貴社の「LOOP(ループ)」開発の背景についてお聞かせください。
当社が木の住宅にこだわり、また、早い時期から環境に対する取り組みを進めてきたこともあって、「LOOP(Long Owner Program/ループ)」という技術が誕生したといっても過言ではないでしょう。
日本木造住宅耐震補強事業者協同組合の「耐震診断 診断結果調査データ(2008年1月15日発表)」による木造住宅の老朽度と築年数の関係の考察では、築30年で急激に健全な住まいが減少し、築50年にもなると半数が老朽度の高い住宅となることが示されています。また、耐震診断後の補修工事実施率と築年数の関係を示す結果では、築50年以上になると補修工事費が大きくなるために工事をあきらめるケースが増大しており、我が国の住宅寿命は比較的短いことを示しています。
しかし、法隆寺などの現存する歴史的建造物の例が示すように、“木”は乾燥状態を維持する(木材の含水率を一定に保つ)ことで千年を超える耐久性を持つ、優れた建築材料として知られています。木造住宅の老朽化の主要因は湿気と考えられており、住宅の老朽化対策においては湿気を排除し、いかに木材の乾燥状態を維持する(木材の含水率を一定に保つ)ことができるかが課題として研究されてきました。
当社は日本の伝統的な木造建築に学び、高温多湿の気候風土では、構造材の乾燥状態を保つことが住宅の長寿命化にとって必要不可欠との認識に基づき、自然エネルギーを活用した半永久的に持続可能な仕組みである「壁体内換気システム(※)」を独自技術(1981年~2001年は特許権を取得)として約30年前(※2010年12月に取材)に開発し、その後も引き続き研究を進めて参りました。
※壁体内換気システム=壁の中に床下の乾燥した空気を通すことにより、構造躯体の木材を乾燥状態に保ち、内部結露を追放するシステムのこと。

=== 参照データ ===

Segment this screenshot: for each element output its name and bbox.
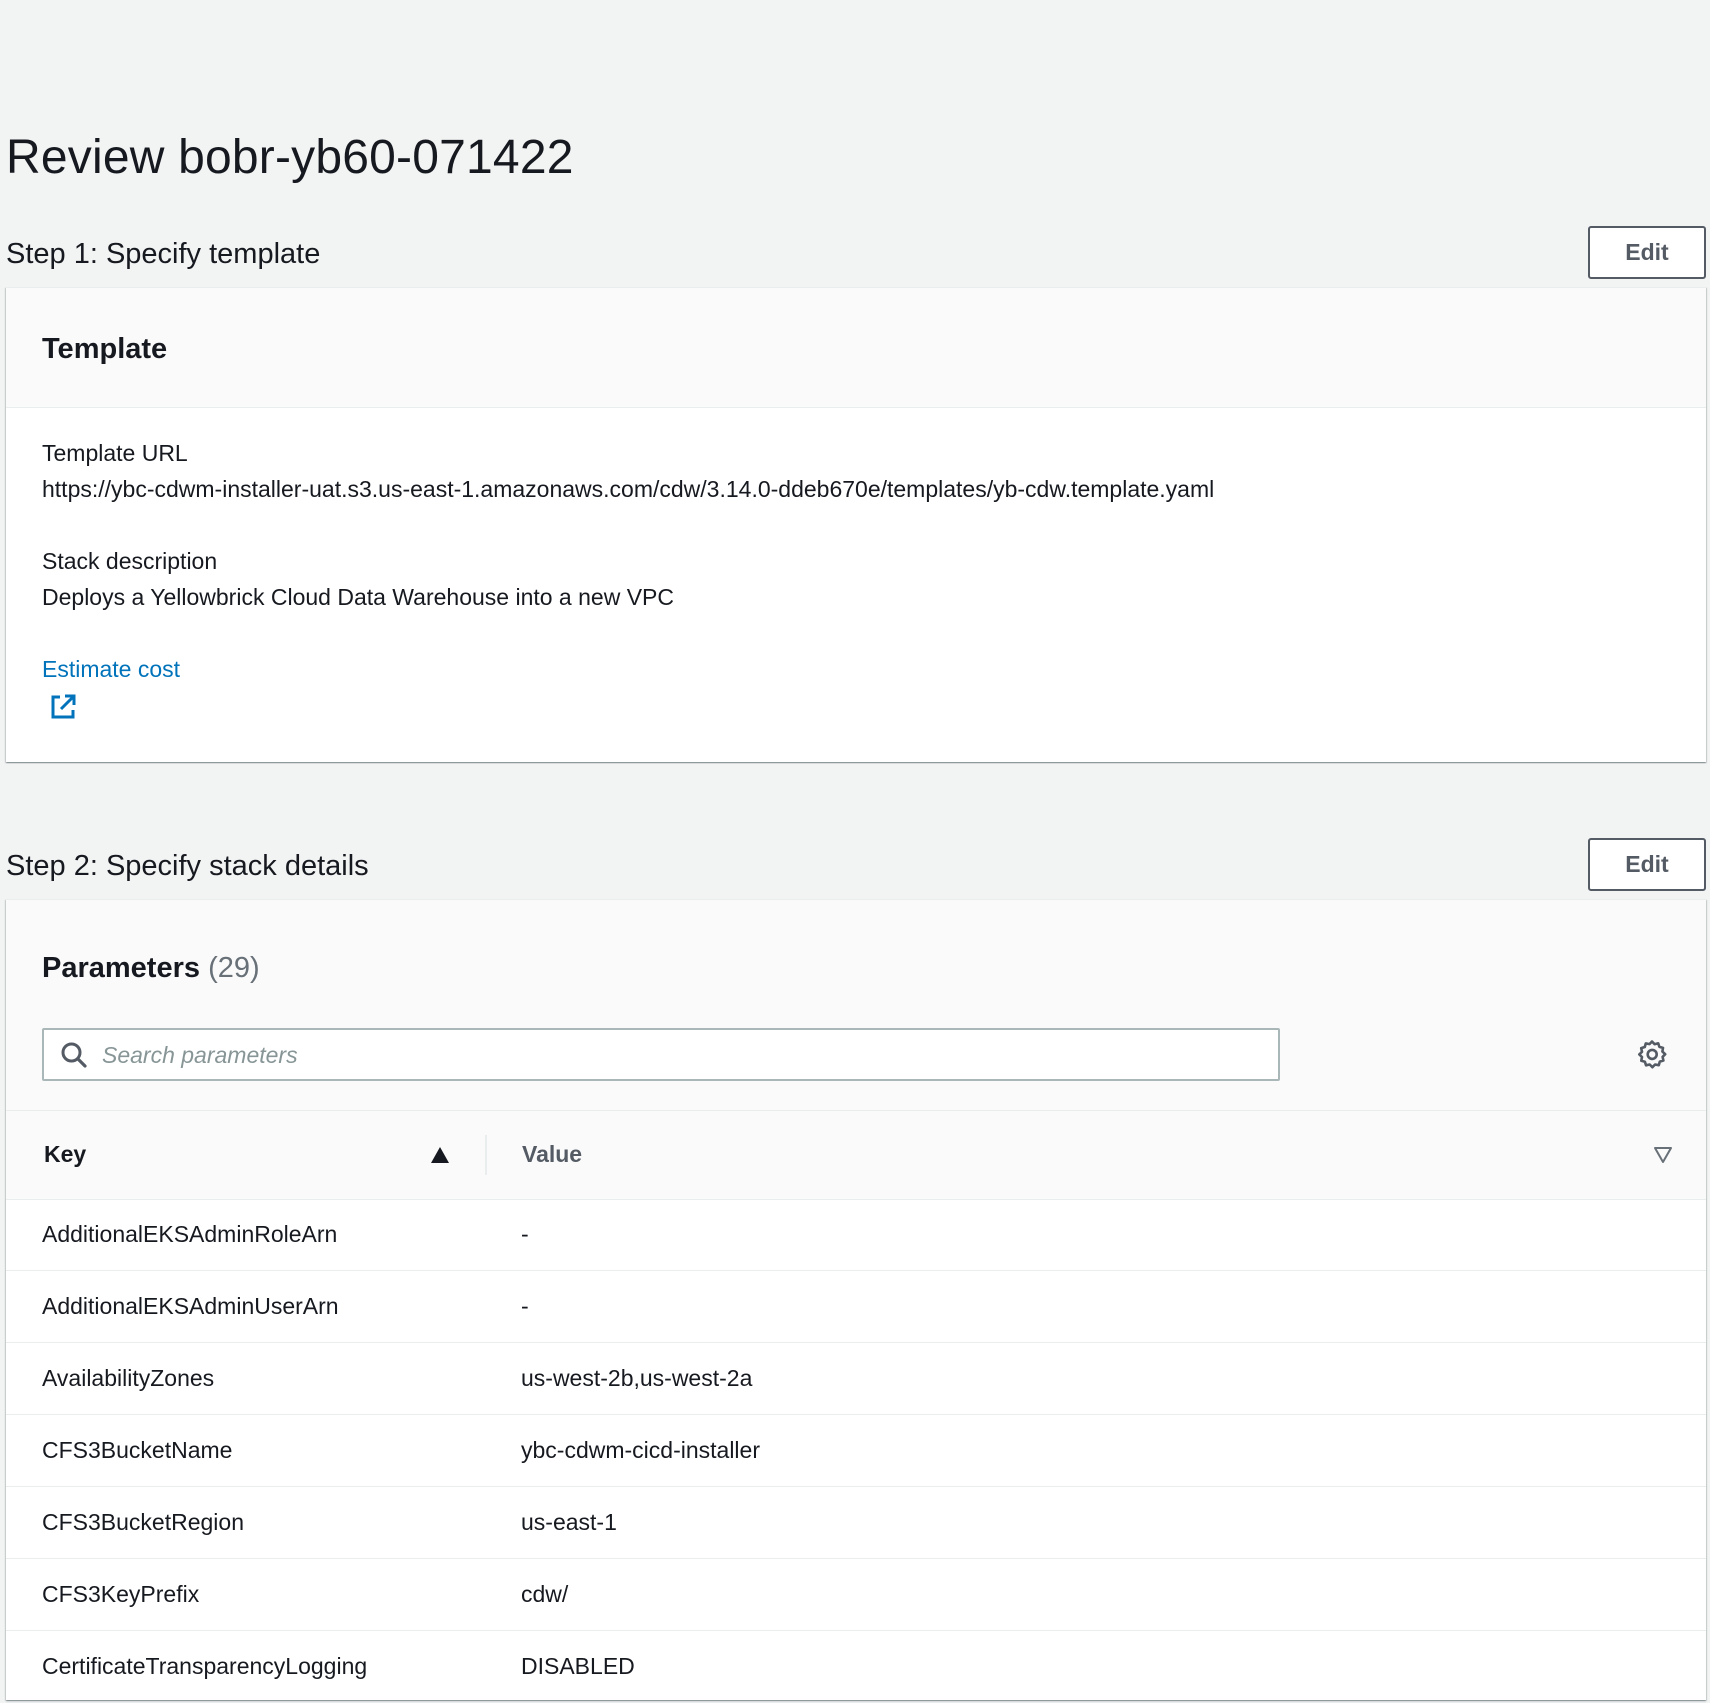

=== 取り組む課題 ===
抜粋文の「しかし、法隆寺などの現存する」から「題として研究されてきました。」までを、一字も変えずにすべて書き写すこと。 このデータは使わなくてよい。

=== 課題の解答 ===
しかし、法隆寺などの現存する歴史的建造物の例が示すように、“木”は乾燥状態を維持する(木材の含水率を一定に保つ)ことで千年を超える耐久性を持つ、優れた建築材料として知られています。木造住宅の老朽化の主要因は湿気と考えられており、住宅の老朽化対策においては湿気を排除し、いかに木材の乾燥状態を維持する(木材の含水率を一定に保つ)ことができるかが課題として研究されてきました。